STATED EXERCISE:
Starting with the line that contains "tab-translator[interactable]: Translator: [26, 214, 66, 226]" and going on through the line that contains "visual-code-input[interactable]: .3: [125, 328, 365, 342]", switch "add-icon" to "plus-icon" and write out only those lines, leaving everything else in them unchanged.

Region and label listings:
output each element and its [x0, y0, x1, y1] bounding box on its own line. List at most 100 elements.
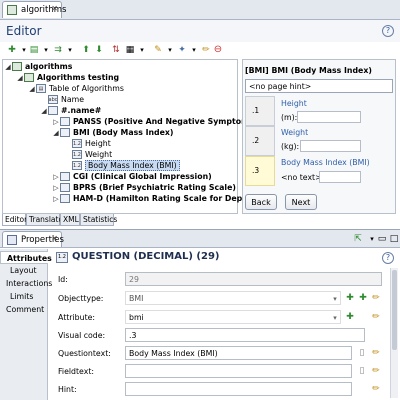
tab-translator[interactable]: Translator: [26, 214, 66, 226]
next-button[interactable]: Next: [285, 194, 317, 210]
add-icon[interactable]: ✚: [6, 44, 18, 56]
add-icon[interactable]: ✚: [344, 292, 356, 304]
document-icon[interactable]: ▯: [356, 347, 368, 359]
pencil-icon[interactable]: ✏: [370, 383, 382, 395]
side-item-limits[interactable]: Limits: [0, 290, 48, 303]
visual-code-input[interactable]: .3: [125, 328, 365, 342]
dropdown-icon[interactable]: ▾: [188, 44, 200, 56]
tree-item[interactable]: ▷ BPRS (Brief Psychiatric Rating Scale): [52, 182, 236, 193]
tree-item[interactable]: ◢ Algorithms testing: [16, 72, 119, 83]
expand-icon[interactable]: ▷: [52, 118, 60, 126]
dropdown-icon[interactable]: ▾: [40, 44, 52, 56]
weight-input[interactable]: [300, 140, 361, 152]
tab-algorithms[interactable]: algorithms ✕: [2, 1, 66, 18]
questiontext-input[interactable]: Body Mass Index (BMI): [125, 346, 352, 360]
tab-statistics[interactable]: Statistics: [80, 214, 117, 226]
attribute-select[interactable]: bmi: [125, 310, 341, 324]
tree-item[interactable]: 1.2 Height: [64, 138, 111, 149]
move-down-icon[interactable]: ⬇: [93, 44, 105, 56]
visual-code-label: Visual code:: [58, 331, 106, 340]
question-label: Height: [281, 99, 307, 108]
properties-icon: [7, 235, 17, 245]
dropdown-icon[interactable]: ▾: [64, 44, 76, 56]
tree-item-selected[interactable]: 1.2 Body Mass Index (BMI): [64, 160, 180, 171]
objecttype-select[interactable]: BMI: [125, 291, 341, 305]
id-label: Id:: [58, 275, 68, 284]
tree-item[interactable]: ▷ CGI (Clinical Global Impression): [52, 171, 212, 182]
bmi-input[interactable]: [319, 171, 361, 183]
minimize-icon[interactable]: ▭: [376, 233, 388, 245]
tree-item[interactable]: ◢ #.name#: [40, 105, 101, 116]
side-item-comment[interactable]: Comment: [0, 303, 48, 316]
properties-heading: QUESTION (DECIMAL) (29): [72, 251, 220, 262]
height-input[interactable]: [297, 111, 361, 123]
close-icon[interactable]: ✕: [51, 4, 58, 13]
preview-title: [BMI] BMI (Body Mass Index): [245, 66, 372, 75]
question-label: Body Mass Index (BMI): [281, 158, 370, 167]
expand-icon[interactable]: ▷: [52, 184, 60, 192]
decimal-field-icon: 1.2: [72, 150, 82, 159]
insert-icon[interactable]: ⇉: [52, 44, 64, 56]
add-child-icon[interactable]: ✚: [357, 292, 369, 304]
visual-code-cell: .3: [245, 156, 275, 186]
collapse-icon[interactable]: ◢: [40, 107, 48, 115]
tree-item[interactable]: 1.2 Weight: [64, 149, 112, 160]
close-icon[interactable]: ✕: [51, 234, 58, 243]
fieldtext-input[interactable]: [125, 364, 352, 378]
attribute-label: Attribute:: [58, 313, 96, 322]
tab-properties[interactable]: Properties ✕: [2, 231, 64, 247]
question-label: Weight: [281, 128, 309, 137]
scrollbar-thumb[interactable]: [392, 270, 397, 350]
field-unit: <no text>:: [281, 173, 325, 182]
expand-icon[interactable]: ▷: [52, 195, 60, 203]
add-child-icon[interactable]: ▤: [28, 44, 40, 56]
tree-item[interactable]: ◢ BMI (Body Mass Index): [52, 127, 174, 138]
tree-item[interactable]: ◢ algorithms: [4, 61, 72, 72]
tab-xml[interactable]: XML: [60, 214, 80, 226]
questiontext-label: Questiontext:: [58, 349, 111, 358]
edit-icon[interactable]: ✎: [152, 44, 164, 56]
objecttype-label: Objecttype:: [58, 294, 104, 303]
visual-code-cell: .2: [245, 126, 275, 156]
side-item-interactions[interactable]: Interactions: [0, 277, 52, 290]
collapse-icon[interactable]: ◢: [52, 129, 60, 137]
id-field: 29: [125, 272, 382, 286]
help-icon[interactable]: ?: [382, 25, 394, 37]
move-up-icon[interactable]: ⬆: [80, 44, 92, 56]
tree-item[interactable]: ◢ ▤ Table of Algorithms: [28, 83, 124, 94]
add-icon[interactable]: ✚: [344, 311, 356, 323]
dropdown-icon[interactable]: ▾: [136, 44, 148, 56]
chevron-down-icon[interactable]: ▾: [329, 293, 341, 305]
document-icon[interactable]: ▯: [356, 365, 368, 377]
pencil-icon[interactable]: ✏: [370, 347, 382, 359]
side-item-layout[interactable]: Layout: [0, 264, 48, 277]
pencil-icon[interactable]: ✏: [370, 365, 382, 377]
properties-scrollbar[interactable]: [390, 268, 398, 398]
algorithm-file-icon: [7, 5, 17, 15]
pencil-icon[interactable]: ✏: [200, 44, 212, 56]
collapse-icon[interactable]: ◢: [4, 63, 12, 71]
delete-icon[interactable]: ⊖: [212, 44, 224, 56]
help-icon[interactable]: ?: [382, 252, 394, 264]
tab-editor[interactable]: Editor: [2, 214, 27, 226]
page-icon: [60, 128, 70, 137]
pencil-icon[interactable]: ✏: [370, 311, 382, 323]
back-button[interactable]: Back: [245, 194, 277, 210]
visual-code-cell: .1: [245, 96, 275, 126]
chevron-down-icon[interactable]: ▾: [329, 312, 341, 324]
root-icon: [12, 62, 22, 71]
hint-input[interactable]: [125, 382, 352, 396]
table-icon[interactable]: ▦: [124, 44, 136, 56]
pencil-icon[interactable]: ✏: [370, 292, 382, 304]
maximize-icon[interactable]: □: [388, 233, 400, 245]
page-title: Editor: [6, 24, 42, 38]
tools-icon[interactable]: ✦: [176, 44, 188, 56]
collapse-icon[interactable]: ◢: [28, 85, 36, 93]
sort-icon[interactable]: ⇅: [110, 44, 122, 56]
side-item-attributes[interactable]: Attributes: [0, 251, 52, 264]
collapse-icon[interactable]: ◢: [16, 74, 24, 82]
dropdown-icon[interactable]: ▾: [164, 44, 176, 56]
pin-icon[interactable]: ⇱: [352, 233, 364, 245]
tree-item[interactable]: abc Name: [40, 94, 84, 105]
expand-icon[interactable]: ▷: [52, 173, 60, 181]
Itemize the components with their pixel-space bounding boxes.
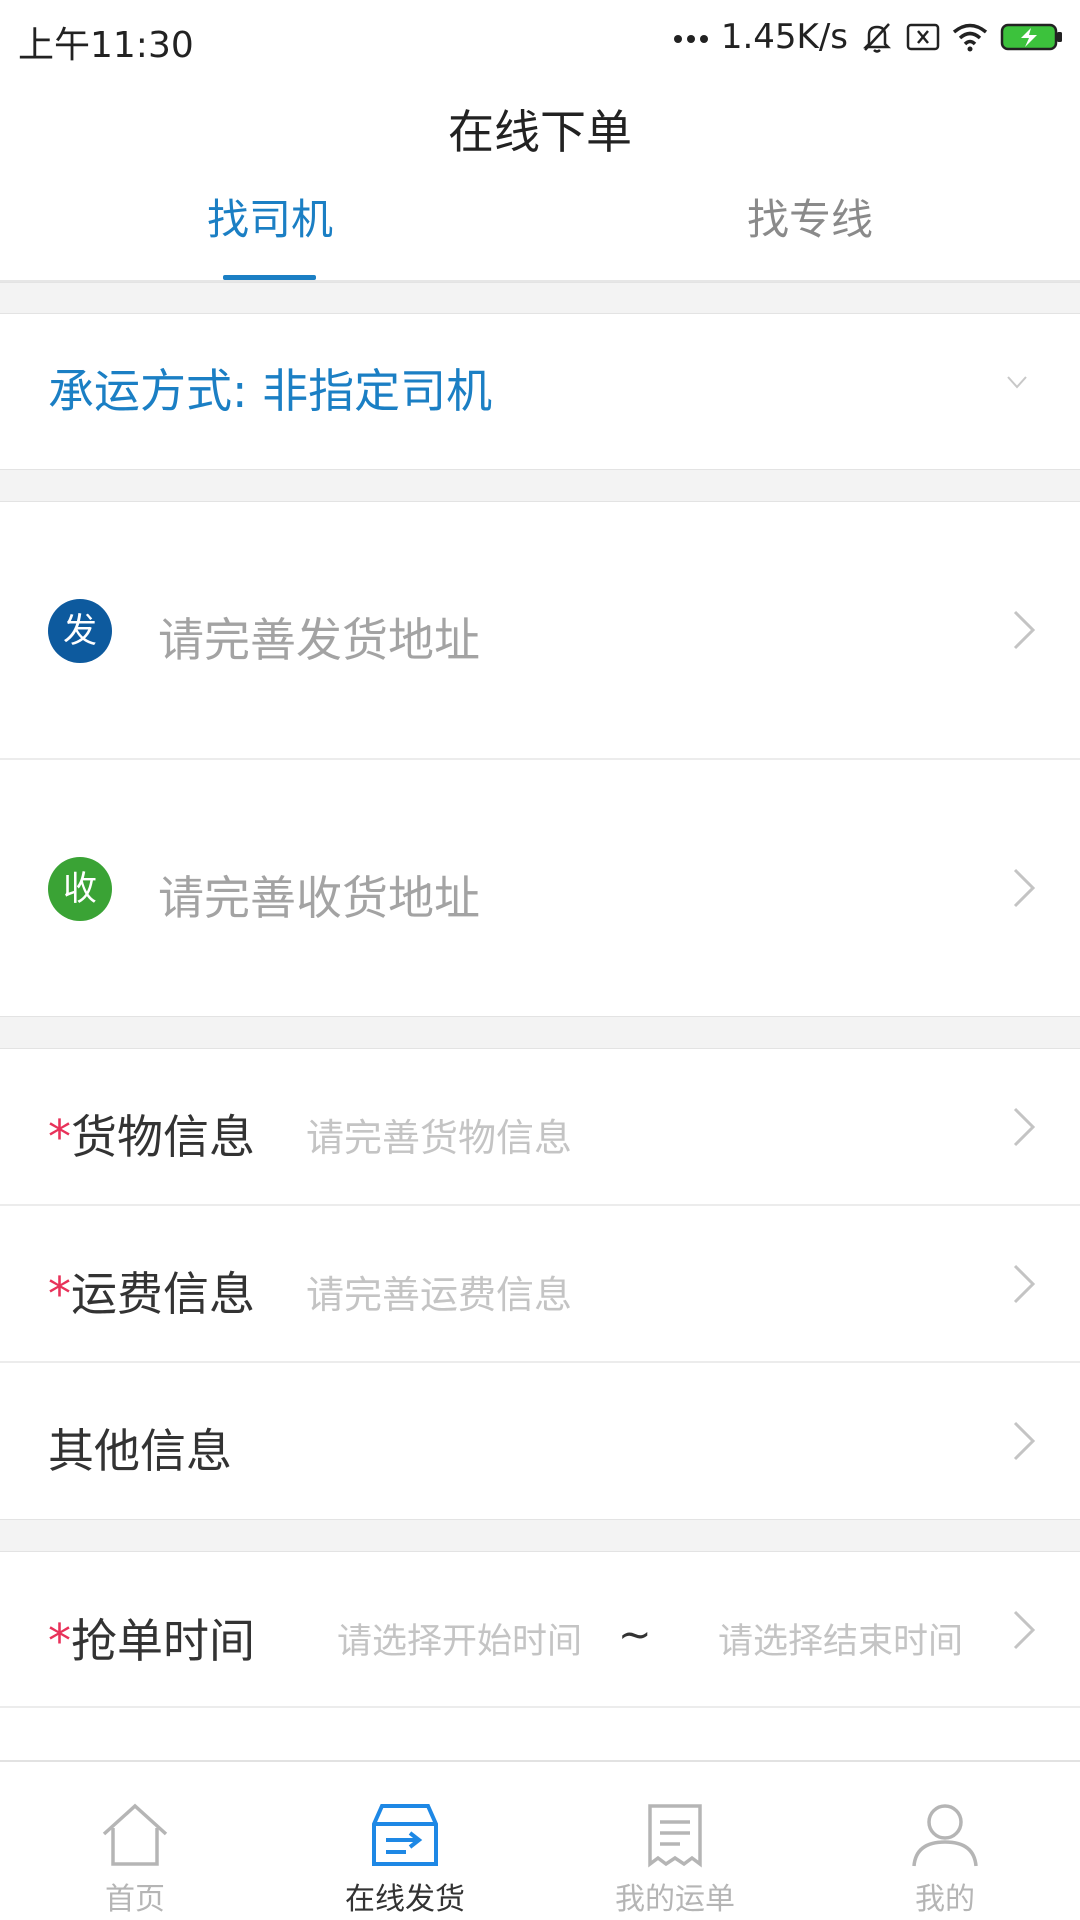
sender-address-placeholder: 请完善发货地址 (158, 613, 480, 667)
receipt-icon (640, 1802, 710, 1872)
grab-time-label: *抢单时间 (48, 1614, 255, 1668)
time-separator: ~ (618, 1612, 652, 1658)
carrier-mode-label: 承运方式: 非指定司机 (48, 364, 493, 418)
receiver-address-placeholder: 请完善收货地址 (158, 871, 480, 925)
section-gap (0, 282, 1080, 314)
battery-charging-icon (1000, 22, 1064, 52)
status-bar: 上午11:30 1.45K/s (0, 0, 1080, 75)
tab-find-driver[interactable]: 找司机 (0, 180, 540, 280)
nav-item-online-shipping[interactable]: 在线发货 (270, 1762, 540, 1920)
chevron-right-icon (1012, 1421, 1036, 1465)
end-time-field[interactable]: 请选择结束时间 (718, 1613, 963, 1664)
section-gap (0, 1016, 1080, 1049)
tab-bar: 找司机 找专线 (0, 180, 1080, 282)
required-mark: * (48, 1267, 71, 1321)
status-icons: 1.45K/s (673, 14, 1064, 60)
receiver-badge: 收 (48, 857, 112, 921)
nav-item-mine[interactable]: 我的 (810, 1762, 1080, 1920)
section-gap (0, 469, 1080, 502)
page-title: 在线下单 (448, 105, 632, 159)
bottom-nav: 首页 在线发货 我的运单 我的 (0, 1760, 1080, 1920)
chevron-down-icon (1006, 374, 1028, 394)
shipping-box-icon (370, 1802, 440, 1872)
status-time: 上午11:30 (18, 25, 194, 66)
nav-label-home: 首页 (105, 1882, 165, 1917)
freight-info-placeholder: 请完善运费信息 (306, 1273, 573, 1317)
nav-item-my-waybills[interactable]: 我的运单 (540, 1762, 810, 1920)
active-tab-indicator (223, 275, 316, 280)
chevron-right-icon (1012, 610, 1036, 654)
silent-bell-icon (860, 20, 894, 54)
network-speed: 1.45K/s (720, 17, 848, 57)
chevron-right-icon (1012, 1610, 1036, 1654)
nav-label-mine: 我的 (915, 1882, 975, 1917)
home-icon (100, 1802, 170, 1872)
nav-label-my-waybills: 我的运单 (615, 1882, 735, 1917)
chevron-right-icon (1012, 1264, 1036, 1308)
sender-address-row[interactable]: 发 请完善发货地址 (0, 502, 1080, 758)
cargo-info-row[interactable]: *货物信息 请完善货物信息 (0, 1049, 1080, 1204)
user-icon (910, 1802, 980, 1872)
grab-time-row: *抢单时间 请选择开始时间 ~ 请选择结束时间 (0, 1552, 1080, 1708)
tab-find-line[interactable]: 找专线 (540, 180, 1080, 280)
chevron-right-icon (1012, 868, 1036, 912)
sender-badge: 发 (48, 599, 112, 663)
start-time-field[interactable]: 请选择开始时间 (337, 1613, 582, 1664)
section-gap (0, 1519, 1080, 1552)
cargo-info-label: *货物信息 (48, 1110, 255, 1164)
carrier-mode-row[interactable]: 承运方式: 非指定司机 (0, 314, 1080, 469)
receiver-address-row[interactable]: 收 请完善收货地址 (0, 760, 1080, 1016)
more-dots-icon (673, 31, 709, 43)
nav-label-online-shipping: 在线发货 (345, 1882, 465, 1917)
nav-item-home[interactable]: 首页 (0, 1762, 270, 1920)
sim-x-icon (906, 22, 940, 52)
chevron-right-icon (1012, 1107, 1036, 1151)
other-info-row[interactable]: 其他信息 (0, 1363, 1080, 1519)
other-info-label: 其他信息 (48, 1424, 232, 1478)
cargo-info-placeholder: 请完善货物信息 (306, 1116, 573, 1160)
required-mark: * (48, 1110, 71, 1164)
wifi-icon (952, 22, 988, 52)
freight-info-label: *运费信息 (48, 1267, 255, 1321)
required-mark: * (48, 1614, 71, 1668)
freight-info-row[interactable]: *运费信息 请完善运费信息 (0, 1206, 1080, 1361)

ANSWER TO THIS PROBLEM:
tab-translator[interactable]: Translator: [26, 214, 66, 226]
next-button[interactable]: Next: [285, 194, 317, 210]
plus-icon[interactable]: ✚: [6, 44, 18, 56]
plus-icon[interactable]: ✚: [344, 292, 356, 304]
document-icon[interactable]: ▯: [356, 347, 368, 359]
pencil-icon[interactable]: ✏: [370, 383, 382, 395]
side-item-limits[interactable]: Limits: [0, 290, 48, 303]
visual-code-input[interactable]: .3: [125, 328, 365, 342]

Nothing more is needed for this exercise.